* GIVEN PROBLEM *
Repeat exactly, and only, the lines from the one holding "Give me a plain-text" through the last line of the records below.

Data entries

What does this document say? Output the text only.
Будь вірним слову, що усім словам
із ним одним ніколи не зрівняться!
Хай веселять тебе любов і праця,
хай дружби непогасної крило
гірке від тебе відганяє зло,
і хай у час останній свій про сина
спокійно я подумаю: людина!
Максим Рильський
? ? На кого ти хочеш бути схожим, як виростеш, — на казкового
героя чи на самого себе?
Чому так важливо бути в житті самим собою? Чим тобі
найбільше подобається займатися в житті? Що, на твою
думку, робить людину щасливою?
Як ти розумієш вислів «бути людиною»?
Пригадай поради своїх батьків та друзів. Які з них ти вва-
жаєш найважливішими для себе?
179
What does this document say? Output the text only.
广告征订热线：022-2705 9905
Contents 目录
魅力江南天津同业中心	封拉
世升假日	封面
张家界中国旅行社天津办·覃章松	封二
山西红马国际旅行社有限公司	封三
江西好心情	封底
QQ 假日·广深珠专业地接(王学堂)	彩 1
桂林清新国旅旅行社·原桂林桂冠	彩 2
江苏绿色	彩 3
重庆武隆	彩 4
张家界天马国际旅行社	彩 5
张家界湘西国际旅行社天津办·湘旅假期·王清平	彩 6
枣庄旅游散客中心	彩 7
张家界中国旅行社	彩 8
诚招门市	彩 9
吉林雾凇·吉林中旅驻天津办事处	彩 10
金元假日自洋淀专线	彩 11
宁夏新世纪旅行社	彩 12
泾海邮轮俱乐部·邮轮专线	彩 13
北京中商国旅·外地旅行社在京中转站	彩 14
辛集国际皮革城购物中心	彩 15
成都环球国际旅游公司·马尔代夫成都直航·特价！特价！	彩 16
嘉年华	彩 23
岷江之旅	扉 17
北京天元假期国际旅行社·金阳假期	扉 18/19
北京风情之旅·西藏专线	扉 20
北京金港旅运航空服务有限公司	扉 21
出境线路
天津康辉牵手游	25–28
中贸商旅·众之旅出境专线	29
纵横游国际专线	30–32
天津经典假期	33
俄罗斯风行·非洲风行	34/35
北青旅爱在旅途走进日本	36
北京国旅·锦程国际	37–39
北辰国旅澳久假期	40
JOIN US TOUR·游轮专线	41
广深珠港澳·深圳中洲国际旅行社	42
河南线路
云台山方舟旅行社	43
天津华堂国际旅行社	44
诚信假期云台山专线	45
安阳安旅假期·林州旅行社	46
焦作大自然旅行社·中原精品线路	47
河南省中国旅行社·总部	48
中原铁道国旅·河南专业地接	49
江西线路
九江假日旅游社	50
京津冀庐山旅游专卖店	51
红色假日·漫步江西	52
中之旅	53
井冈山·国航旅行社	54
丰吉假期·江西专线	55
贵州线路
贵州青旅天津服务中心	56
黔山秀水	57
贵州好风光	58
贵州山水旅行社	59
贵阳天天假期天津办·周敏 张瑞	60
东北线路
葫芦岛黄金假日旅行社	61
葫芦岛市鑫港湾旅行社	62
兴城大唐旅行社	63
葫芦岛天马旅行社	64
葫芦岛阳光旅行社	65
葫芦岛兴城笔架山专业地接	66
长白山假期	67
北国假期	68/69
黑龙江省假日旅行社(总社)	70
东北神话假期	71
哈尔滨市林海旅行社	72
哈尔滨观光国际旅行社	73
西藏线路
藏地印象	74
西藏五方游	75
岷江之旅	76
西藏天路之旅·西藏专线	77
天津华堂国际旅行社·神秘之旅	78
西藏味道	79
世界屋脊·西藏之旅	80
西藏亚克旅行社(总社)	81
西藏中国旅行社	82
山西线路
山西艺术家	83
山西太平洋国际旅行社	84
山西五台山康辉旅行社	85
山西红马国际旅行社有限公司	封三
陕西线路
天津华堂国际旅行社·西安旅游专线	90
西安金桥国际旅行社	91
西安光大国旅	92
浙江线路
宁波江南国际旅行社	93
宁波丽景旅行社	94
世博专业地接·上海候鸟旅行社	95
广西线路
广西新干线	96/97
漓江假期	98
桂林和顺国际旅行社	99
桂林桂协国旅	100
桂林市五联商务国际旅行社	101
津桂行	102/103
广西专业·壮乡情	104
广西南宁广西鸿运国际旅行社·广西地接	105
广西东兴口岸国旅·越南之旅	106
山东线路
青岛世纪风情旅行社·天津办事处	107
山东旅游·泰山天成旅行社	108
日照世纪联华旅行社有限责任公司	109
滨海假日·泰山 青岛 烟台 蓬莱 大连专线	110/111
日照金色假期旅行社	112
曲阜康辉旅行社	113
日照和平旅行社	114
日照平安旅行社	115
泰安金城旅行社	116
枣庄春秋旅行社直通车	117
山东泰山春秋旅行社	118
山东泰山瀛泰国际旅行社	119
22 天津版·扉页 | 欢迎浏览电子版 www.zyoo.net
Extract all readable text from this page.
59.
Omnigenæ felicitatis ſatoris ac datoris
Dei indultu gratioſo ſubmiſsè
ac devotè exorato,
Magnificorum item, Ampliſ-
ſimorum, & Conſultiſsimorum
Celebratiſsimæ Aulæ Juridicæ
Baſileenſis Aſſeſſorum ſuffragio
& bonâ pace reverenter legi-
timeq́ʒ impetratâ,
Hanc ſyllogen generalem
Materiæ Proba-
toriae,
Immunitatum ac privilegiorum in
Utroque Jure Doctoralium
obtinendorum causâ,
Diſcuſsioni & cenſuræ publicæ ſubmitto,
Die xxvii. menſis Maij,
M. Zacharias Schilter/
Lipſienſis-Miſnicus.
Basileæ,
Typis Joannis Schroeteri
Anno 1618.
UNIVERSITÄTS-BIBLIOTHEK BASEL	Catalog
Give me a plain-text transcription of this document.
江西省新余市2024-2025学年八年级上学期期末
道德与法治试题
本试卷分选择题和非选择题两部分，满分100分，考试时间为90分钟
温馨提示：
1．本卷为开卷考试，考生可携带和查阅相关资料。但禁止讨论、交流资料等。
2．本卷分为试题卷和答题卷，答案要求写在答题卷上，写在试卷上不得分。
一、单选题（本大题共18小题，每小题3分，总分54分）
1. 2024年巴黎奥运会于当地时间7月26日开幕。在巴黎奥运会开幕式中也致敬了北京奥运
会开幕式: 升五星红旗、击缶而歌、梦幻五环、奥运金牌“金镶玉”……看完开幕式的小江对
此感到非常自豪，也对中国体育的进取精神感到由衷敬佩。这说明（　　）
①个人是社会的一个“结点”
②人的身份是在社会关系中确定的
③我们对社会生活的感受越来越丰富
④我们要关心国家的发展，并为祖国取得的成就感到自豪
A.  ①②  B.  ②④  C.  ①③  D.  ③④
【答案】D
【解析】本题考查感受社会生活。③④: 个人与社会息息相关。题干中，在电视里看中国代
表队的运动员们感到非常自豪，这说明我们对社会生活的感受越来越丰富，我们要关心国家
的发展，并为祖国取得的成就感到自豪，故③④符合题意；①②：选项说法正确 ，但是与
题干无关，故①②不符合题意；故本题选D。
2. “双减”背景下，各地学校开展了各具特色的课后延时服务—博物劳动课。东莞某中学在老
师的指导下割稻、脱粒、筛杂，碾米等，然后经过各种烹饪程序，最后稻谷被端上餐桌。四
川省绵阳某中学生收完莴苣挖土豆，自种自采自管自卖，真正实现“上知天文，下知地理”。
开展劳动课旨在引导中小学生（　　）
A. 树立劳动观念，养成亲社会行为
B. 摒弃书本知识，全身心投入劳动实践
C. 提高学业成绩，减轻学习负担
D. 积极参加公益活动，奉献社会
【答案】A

* EXERCISE OUTPUT *
Give me a plain-text transcription of this document.
江西省新余市2024-2025学年八年级上学期期末
道德与法治试题
本试卷分选择题和非选择题两部分，满分100分，考试时间为90分钟
温馨提示：
1．本卷为开卷考试，考生可携带和查阅相关资料。但禁止讨论、交流资料等。
2．本卷分为试题卷和答题卷，答案要求写在答题卷上，写在试卷上不得分。
一、单选题（本大题共18小题，每小题3分，总分54分）
1. 2024年巴黎奥运会于当地时间7月26日开幕。在巴黎奥运会开幕式中也致敬了北京奥运
会开幕式: 升五星红旗、击缶而歌、梦幻五环、奥运金牌“金镶玉”……看完开幕式的小江对
此感到非常自豪，也对中国体育的进取精神感到由衷敬佩。这说明（　　）
①个人是社会的一个“结点”
②人的身份是在社会关系中确定的
③我们对社会生活的感受越来越丰富
④我们要关心国家的发展，并为祖国取得的成就感到自豪
A.  ①②  B.  ②④  C.  ①③  D.  ③④
【答案】D
【解析】本题考查感受社会生活。③④: 个人与社会息息相关。题干中，在电视里看中国代
表队的运动员们感到非常自豪，这说明我们对社会生活的感受越来越丰富，我们要关心国家
的发展，并为祖国取得的成就感到自豪，故③④符合题意；①②：选项说法正确 ，但是与
题干无关，故①②不符合题意；故本题选D。
2. “双减”背景下，各地学校开展了各具特色的课后延时服务—博物劳动课。东莞某中学在老
师的指导下割稻、脱粒、筛杂，碾米等，然后经过各种烹饪程序，最后稻谷被端上餐桌。四
川省绵阳某中学生收完莴苣挖土豆，自种自采自管自卖，真正实现“上知天文，下知地理”。
开展劳动课旨在引导中小学生（　　）
A. 树立劳动观念，养成亲社会行为
B. 摒弃书本知识，全身心投入劳动实践
C. 提高学业成绩，减轻学习负担
D. 积极参加公益活动，奉献社会
【答案】A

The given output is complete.